AUFGABE: Wie lautet der Abschnitt des vorgegebenen Textes von „Ob er wirklich“ bis einschließlich „Wir werden sehen.“, wenn Sie darin „menschenrechtswidrigen“ jedes Mal gegen „grundrechtswidrigen“ tauschen?

GEGEN ihn spricht allerdings, dass er tief verzahnt gerade mit den Kapitalmarktmächten ist und schon als Abgeordneter für seine „Nebentätigkeiten“ als Anwalt für Konzerne und Kapitalinteressen „Nebeneinkünfte“ in der höchsten anzugebenden Stufe überhaupt (d.i. "über 250.000 €") erhielt.

Ob er sich da lösen kann?
Ob er wirklich zum Geist des Grundgesetzes findet - und diesen
sowohl gegen die vielfältigen menschenrechtswidrigen staatlichen 
als auch gegen die nicht weniger vielfältigen menschenrechtswidrigen wirtschaftlichen Kräfte stärkt?

Die Frage ist offen.
Wir werden sehen.

(25.11.2018, Ralph Boes)

4 Kommentare:

  1. Gestern am 1. Advent, um 19:10 Uhr, gab es einen interessanten, für mich aufschlussreichen, Beitrag in der ZDF-Sendung “Berlin direkt“ über Hartz4.
    Da sagt unser Bundesarbeitsminister, Herr Heil: „Deutschland is ne Arbeitsgesellschaft, wird´s auch bleiben […] die SPD ist für mich die Partei der Arbeit…“ !

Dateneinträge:

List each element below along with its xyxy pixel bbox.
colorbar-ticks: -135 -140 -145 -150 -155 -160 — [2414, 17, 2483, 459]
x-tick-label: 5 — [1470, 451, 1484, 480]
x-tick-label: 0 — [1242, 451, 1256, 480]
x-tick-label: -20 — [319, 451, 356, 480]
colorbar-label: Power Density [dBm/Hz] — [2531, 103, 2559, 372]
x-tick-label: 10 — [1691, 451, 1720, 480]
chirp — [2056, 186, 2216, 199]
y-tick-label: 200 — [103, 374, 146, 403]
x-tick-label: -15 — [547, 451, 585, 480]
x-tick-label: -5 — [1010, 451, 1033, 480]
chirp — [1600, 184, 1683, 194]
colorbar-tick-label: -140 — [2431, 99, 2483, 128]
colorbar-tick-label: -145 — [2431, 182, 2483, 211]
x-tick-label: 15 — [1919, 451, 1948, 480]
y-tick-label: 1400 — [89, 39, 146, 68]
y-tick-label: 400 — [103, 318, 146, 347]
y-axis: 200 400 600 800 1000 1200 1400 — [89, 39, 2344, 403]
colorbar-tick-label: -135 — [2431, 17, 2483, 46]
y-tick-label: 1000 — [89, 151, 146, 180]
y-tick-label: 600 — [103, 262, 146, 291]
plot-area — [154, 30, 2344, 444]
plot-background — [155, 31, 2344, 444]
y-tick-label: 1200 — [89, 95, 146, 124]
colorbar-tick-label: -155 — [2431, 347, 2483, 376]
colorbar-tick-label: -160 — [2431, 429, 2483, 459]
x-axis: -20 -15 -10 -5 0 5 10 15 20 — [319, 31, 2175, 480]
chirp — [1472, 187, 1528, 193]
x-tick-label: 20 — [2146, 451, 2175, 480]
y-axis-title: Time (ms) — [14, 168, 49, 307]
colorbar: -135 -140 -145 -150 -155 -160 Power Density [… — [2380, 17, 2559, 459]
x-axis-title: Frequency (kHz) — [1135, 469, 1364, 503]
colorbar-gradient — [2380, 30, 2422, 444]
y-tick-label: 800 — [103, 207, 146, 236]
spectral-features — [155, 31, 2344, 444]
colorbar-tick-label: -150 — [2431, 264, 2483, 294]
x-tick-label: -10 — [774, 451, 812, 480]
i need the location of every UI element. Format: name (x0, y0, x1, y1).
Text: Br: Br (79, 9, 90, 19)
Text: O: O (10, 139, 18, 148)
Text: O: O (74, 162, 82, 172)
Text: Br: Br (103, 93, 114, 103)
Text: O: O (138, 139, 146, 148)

LÖSUNG:
Ob er wirklich zum Geist des Grundgesetzes findet - und diesen
sowohl gegen die vielfältigen grundrechtswidrigen staatlichen 
als auch gegen die nicht weniger vielfältigen grundrechtswidrigen wirtschaftlichen Kräfte stärkt?

Die Frage ist offen.
Wir werden sehen.